#### YOUR INSTRUCTIONS:
Write out the material again word for word, dropping any images it holds.

#### GIVEN ENTRIES:

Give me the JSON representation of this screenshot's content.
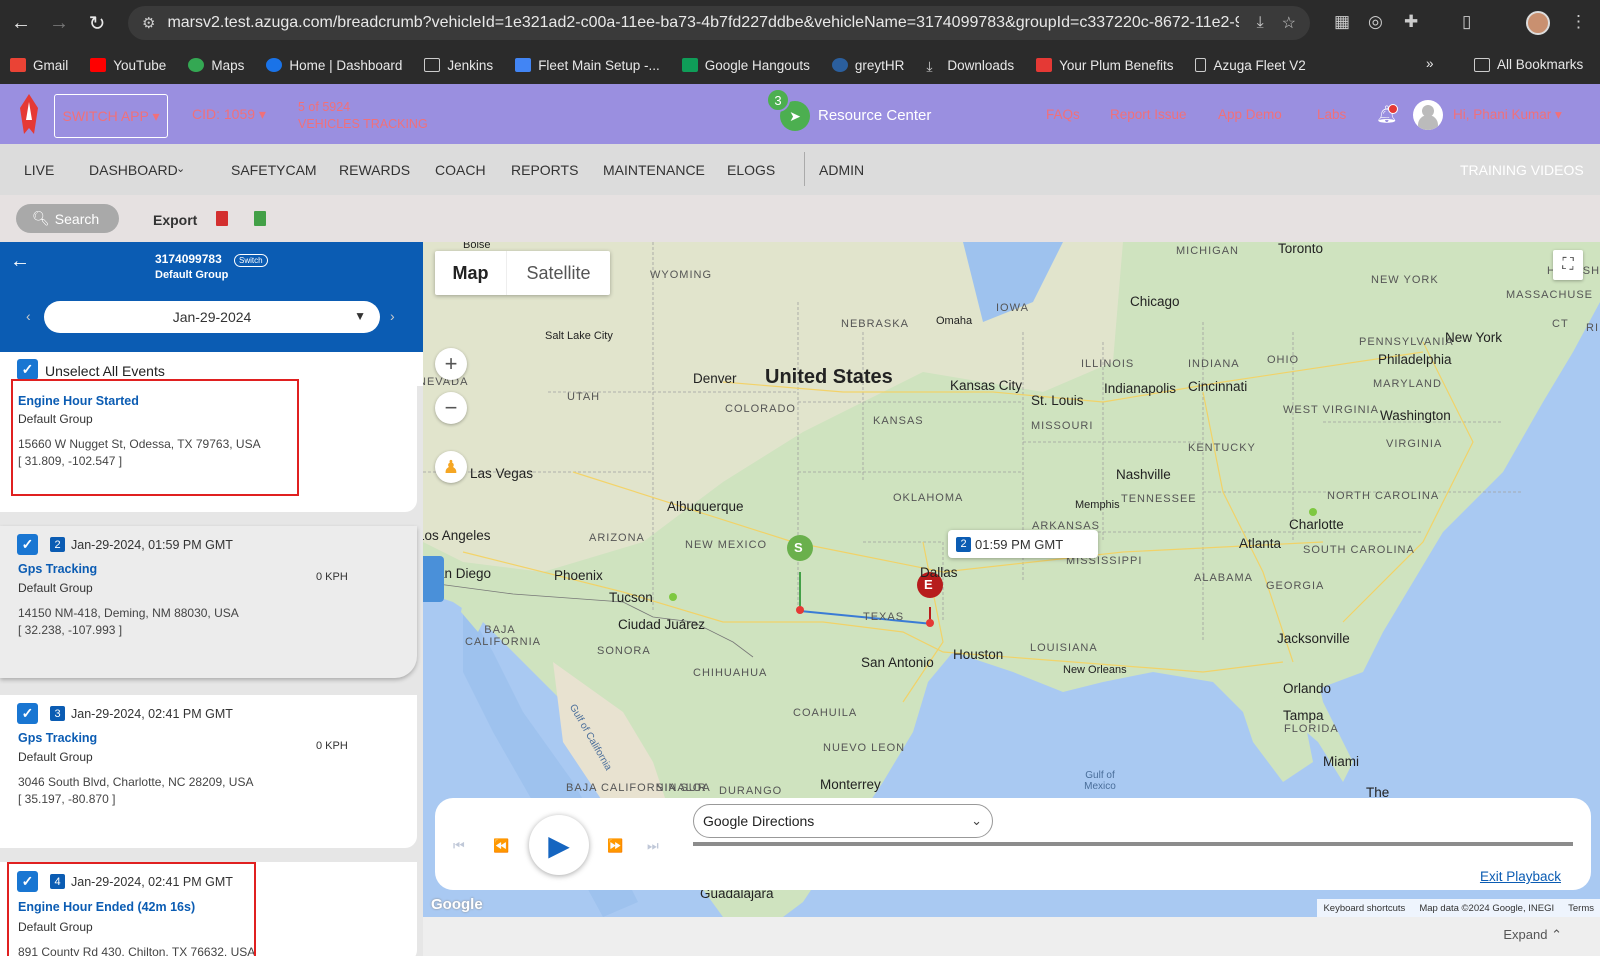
{
  "browser": {
    "url": "marsv2.test.azuga.com/breadcrumb?vehicleId=1e321ad2-c00a-11ee-ba73-4b7fd227ddbe&vehicleName=3174099783&groupId=c337220c-8672-11e2-9b...",
    "bookmarks": [
      "Gmail",
      "YouTube",
      "Maps",
      "Home | Dashboard",
      "Jenkins",
      "Fleet Main Setup -...",
      "Google Hangouts",
      "greytHR",
      "Downloads",
      "Your Plum Benefits",
      "Azuga Fleet V2"
    ],
    "bookmark_more": "»",
    "all_bookmarks": "All Bookmarks"
  },
  "header": {
    "switch_app": "SWITCH APP ▾",
    "cid": "CID: 1059 ▾",
    "vehicles_line1": "5 of 5924",
    "vehicles_line2": "VEHICLES TRACKING",
    "resource_badge": "3",
    "resource_center": "Resource Center",
    "links": [
      "FAQs",
      "Report Issue",
      "App Demo",
      "Labs"
    ],
    "user": "Hi, Phani Kumar ▾"
  },
  "nav": {
    "items": [
      "LIVE",
      "DASHBOARD",
      "SAFETYCAM",
      "REWARDS",
      "COACH",
      "REPORTS",
      "MAINTENANCE",
      "ELOGS",
      "ADMIN"
    ],
    "training": "TRAINING VIDEOS"
  },
  "toolbar": {
    "search": "Search",
    "export": "Export"
  },
  "panel": {
    "vehicle": "3174099783",
    "switch": "Switch",
    "group": "Default Group",
    "date": "Jan-29-2024",
    "unselect": "Unselect All Events"
  },
  "events": [
    {
      "title": "Engine Hour Started",
      "group": "Default Group",
      "address": "15660 W Nugget St, Odessa, TX 79763, USA",
      "coords": "[ 31.809, -102.547 ]"
    },
    {
      "num": "2",
      "time": "Jan-29-2024, 01:59 PM GMT",
      "title": "Gps Tracking",
      "group": "Default Group",
      "speed": "0 KPH",
      "address": "14150 NM-418, Deming, NM 88030, USA",
      "coords": "[ 32.238, -107.993 ]"
    },
    {
      "num": "3",
      "time": "Jan-29-2024, 02:41 PM GMT",
      "title": "Gps Tracking",
      "group": "Default Group",
      "speed": "0 KPH",
      "address": "3046 South Blvd, Charlotte, NC 28209, USA",
      "coords": "[ 35.197, -80.870 ]"
    },
    {
      "num": "4",
      "time": "Jan-29-2024, 02:41 PM GMT",
      "title": "Engine Hour Ended (42m 16s)",
      "group": "Default Group",
      "address": "891 County Rd 430, Chilton, TX 76632, USA"
    }
  ],
  "map": {
    "tab_map": "Map",
    "tab_satellite": "Satellite",
    "tooltip_num": "2",
    "tooltip_time": "01:59 PM GMT",
    "marker_start": "S",
    "marker_end": "E",
    "country": "United States",
    "labels": [
      "Toronto",
      "MICHIGAN",
      "Chicago",
      "NEW YORK",
      "MASSACHUSE",
      "New York",
      "IOWA",
      "NEBRASKA",
      "Omaha",
      "WYOMING",
      "Salt Lake City",
      "Denver",
      "UTAH",
      "COLORADO",
      "Kansas City",
      "St. Louis",
      "Indianapolis",
      "Cincinnati",
      "ILLINOIS",
      "INDIANA",
      "OHIO",
      "PENNSYLVANIA",
      "Philadelphia",
      "MARYLAND",
      "Washington",
      "WEST VIRGINIA",
      "VIRGINIA",
      "KENTUCKY",
      "MISSOURI",
      "KANSAS",
      "Las Vegas",
      "Nashville",
      "TENNESSEE",
      "Memphis",
      "NORTH CAROLINA",
      "Charlotte",
      "SOUTH CAROLINA",
      "Atlanta",
      "ALABAMA",
      "GEORGIA",
      "MISSISSIPPI",
      "ARKANSAS",
      "OKLAHOMA",
      "Albuquerque",
      "ARIZONA",
      "NEW MEXICO",
      "Phoenix",
      "Tucson",
      "Los Angeles",
      "San Diego",
      "Dallas",
      "TEXAS",
      "Ciudad Juárez",
      "BAJA CALIFORNIA",
      "SONORA",
      "CHIHUAHUA",
      "San Antonio",
      "Houston",
      "LOUISIANA",
      "New Orleans",
      "Jacksonville",
      "Orlando",
      "Tampa",
      "FLORIDA",
      "Miami",
      "COAHUILA",
      "NUEVO LEON",
      "Monterrey",
      "Gulf of Mexico",
      "Gulf of California",
      "BAJA CALIFORNIA SUR",
      "SINALOA",
      "DURANGO",
      "Guadalajara",
      "The",
      "Boise",
      "NEVADA",
      "CT",
      "RI",
      "HAMPSHIRE"
    ],
    "keyboard": "Keyboard shortcuts",
    "mapdata": "Map data ©2024 Google, INEGI",
    "terms": "Terms"
  },
  "playback": {
    "directions": "Google Directions",
    "exit": "Exit Playback"
  },
  "footer": {
    "expand": "Expand"
  }
}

#### RESPONSE TO THIS EXERCISE:
Give me the JSON representation of this screenshot's content.
{
  "browser": {
    "url": "marsv2.test.azuga.com/breadcrumb?vehicleId=1e321ad2-c00a-11ee-ba73-4b7fd227ddbe&vehicleName=3174099783&groupId=c337220c-8672-11e2-9b...",
    "bookmarks": [
      "Gmail",
      "YouTube",
      "Maps",
      "Home | Dashboard",
      "Jenkins",
      "Fleet Main Setup -...",
      "Google Hangouts",
      "greytHR",
      "Downloads",
      "Your Plum Benefits",
      "Azuga Fleet V2"
    ],
    "bookmark_more": "»",
    "all_bookmarks": "All Bookmarks"
  },
  "header": {
    "switch_app": "SWITCH APP ▾",
    "cid": "CID: 1059 ▾",
    "vehicles_line1": "5 of 5924",
    "vehicles_line2": "VEHICLES TRACKING",
    "resource_badge": "3",
    "resource_center": "Resource Center",
    "links": [
      "FAQs",
      "Report Issue",
      "App Demo",
      "Labs"
    ],
    "user": "Hi, Phani Kumar ▾"
  },
  "nav": {
    "items": [
      "LIVE",
      "DASHBOARD",
      "SAFETYCAM",
      "REWARDS",
      "COACH",
      "REPORTS",
      "MAINTENANCE",
      "ELOGS",
      "ADMIN"
    ],
    "training": "TRAINING VIDEOS"
  },
  "toolbar": {
    "search": "Search",
    "export": "Export"
  },
  "panel": {
    "vehicle": "3174099783",
    "switch": "Switch",
    "group": "Default Group",
    "date": "Jan-29-2024",
    "unselect": "Unselect All Events"
  },
  "events": [
    {
      "title": "Engine Hour Started",
      "group": "Default Group",
      "address": "15660 W Nugget St, Odessa, TX 79763, USA",
      "coords": "[ 31.809, -102.547 ]"
    },
    {
      "num": "2",
      "time": "Jan-29-2024, 01:59 PM GMT",
      "title": "Gps Tracking",
      "group": "Default Group",
      "speed": "0 KPH",
      "address": "14150 NM-418, Deming, NM 88030, USA",
      "coords": "[ 32.238, -107.993 ]"
    },
    {
      "num": "3",
      "time": "Jan-29-2024, 02:41 PM GMT",
      "title": "Gps Tracking",
      "group": "Default Group",
      "speed": "0 KPH",
      "address": "3046 South Blvd, Charlotte, NC 28209, USA",
      "coords": "[ 35.197, -80.870 ]"
    },
    {
      "num": "4",
      "time": "Jan-29-2024, 02:41 PM GMT",
      "title": "Engine Hour Ended (42m 16s)",
      "group": "Default Group",
      "address": "891 County Rd 430, Chilton, TX 76632, USA"
    }
  ],
  "map": {
    "tab_map": "Map",
    "tab_satellite": "Satellite",
    "tooltip_num": "2",
    "tooltip_time": "01:59 PM GMT",
    "marker_start": "S",
    "marker_end": "E",
    "country": "United States",
    "labels": [
      "Toronto",
      "MICHIGAN",
      "Chicago",
      "NEW YORK",
      "MASSACHUSE",
      "New York",
      "IOWA",
      "NEBRASKA",
      "Omaha",
      "WYOMING",
      "Salt Lake City",
      "Denver",
      "UTAH",
      "COLORADO",
      "Kansas City",
      "St. Louis",
      "Indianapolis",
      "Cincinnati",
      "ILLINOIS",
      "INDIANA",
      "OHIO",
      "PENNSYLVANIA",
      "Philadelphia",
      "MARYLAND",
      "Washington",
      "WEST VIRGINIA",
      "VIRGINIA",
      "KENTUCKY",
      "MISSOURI",
      "KANSAS",
      "Las Vegas",
      "Nashville",
      "TENNESSEE",
      "Memphis",
      "NORTH CAROLINA",
      "Charlotte",
      "SOUTH CAROLINA",
      "Atlanta",
      "ALABAMA",
      "GEORGIA",
      "MISSISSIPPI",
      "ARKANSAS",
      "OKLAHOMA",
      "Albuquerque",
      "ARIZONA",
      "NEW MEXICO",
      "Phoenix",
      "Tucson",
      "Los Angeles",
      "San Diego",
      "Dallas",
      "TEXAS",
      "Ciudad Juárez",
      "BAJA CALIFORNIA",
      "SONORA",
      "CHIHUAHUA",
      "San Antonio",
      "Houston",
      "LOUISIANA",
      "New Orleans",
      "Jacksonville",
      "Orlando",
      "Tampa",
      "FLORIDA",
      "Miami",
      "COAHUILA",
      "NUEVO LEON",
      "Monterrey",
      "Gulf of Mexico",
      "Gulf of California",
      "BAJA CALIFORNIA SUR",
      "SINALOA",
      "DURANGO",
      "Guadalajara",
      "The",
      "Boise",
      "NEVADA",
      "CT",
      "RI",
      "HAMPSHIRE"
    ],
    "keyboard": "Keyboard shortcuts",
    "mapdata": "Map data ©2024 Google, INEGI",
    "terms": "Terms"
  },
  "playback": {
    "directions": "Google Directions",
    "exit": "Exit Playback"
  },
  "footer": {
    "expand": "Expand"
  }
}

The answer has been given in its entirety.